What you should do:
Each line that holds the word "multiple" should be returned.

Exercise data:
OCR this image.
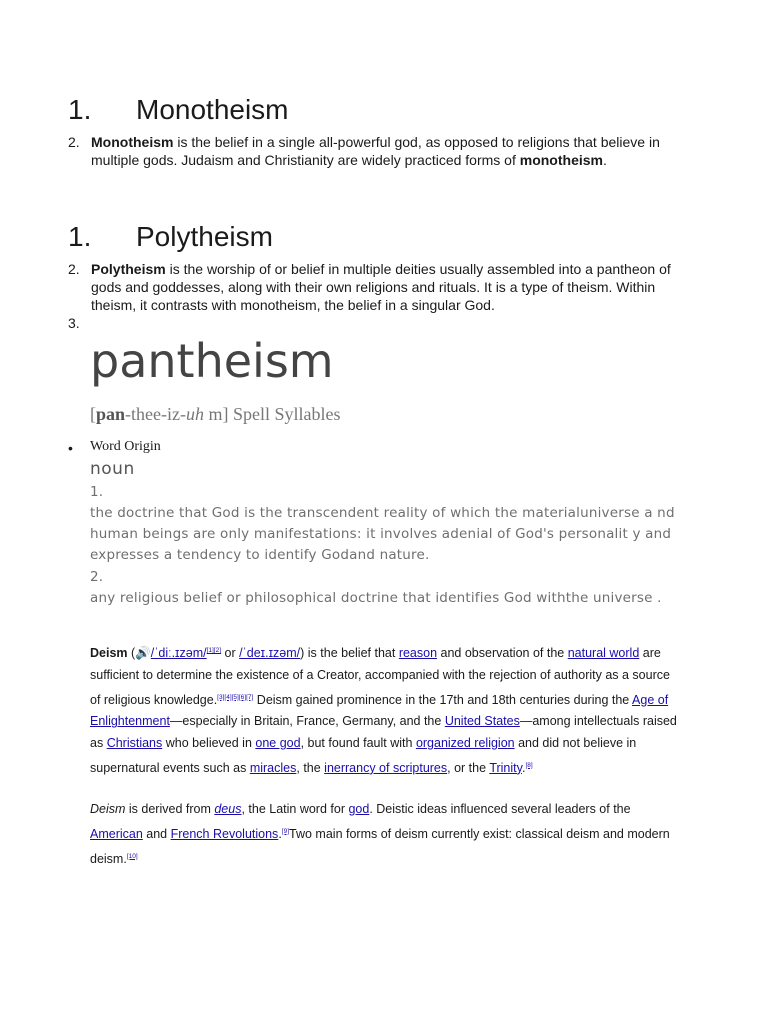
1. Monotheism
2. Monotheism is the belief in a single all-powerful god, as opposed to religions that believe in multiple gods. Judaism and Christianity are widely practiced forms of monotheism.
1. Polytheism
2. Polytheism is the worship of or belief in multiple deities usually assembled into a pantheon of gods and goddesses, along with their own religions and rituals. It is a type of theism. Within theism, it contrasts with monotheism, the belief in a singular God.
3.
pantheism
[pan-thee-iz-uh m] Spell Syllables
• Word Origin
noun
1.
the doctrine that God is the transcendent reality of which the materialuniverse a nd human beings are only manifestations: it involves adenial of God's personalit y and expresses a tendency to identify Godand nature.
2.
any religious belief or philosophical doctrine that identifies God withthe universe .
Deism (🔊/ˈdiː.ɪzəm/[1][2] or /ˈdeɪ.ɪzəm/) is the belief that reason and observation of the natural world are sufficient to determine the existence of a Creator, accompanied with the rejection of authority as a source of religious knowledge.[3][4][5][6][7] Deism gained prominence in the 17th and 18th centuries during the Age of Enlightenment—especially in Britain, France, Germany, and the United States—among intellectuals raised as Christians who believed in one god, but found fault with organized religion and did not believe in supernatural events such as miracles, the inerrancy of scriptures, or the Trinity.[8]
Deism is derived from deus, the Latin word for god. Deistic ideas influenced several leaders of the American and French Revolutions.[9]Two main forms of deism currently exist: classical deism and modern deism.[10]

Expected answer:
2. Monotheism is the belief in a single all-powerful god, as opposed to religions that believe in multiple gods. Judaism and Christianity are widely practiced forms of monotheism.
2. Polytheism is the worship of or belief in multiple deities usually assembled into a pantheon of gods and goddesses, along with their own religions and rituals. It is a type of theism. Within theism, it contrasts with monotheism, the belief in a singular God.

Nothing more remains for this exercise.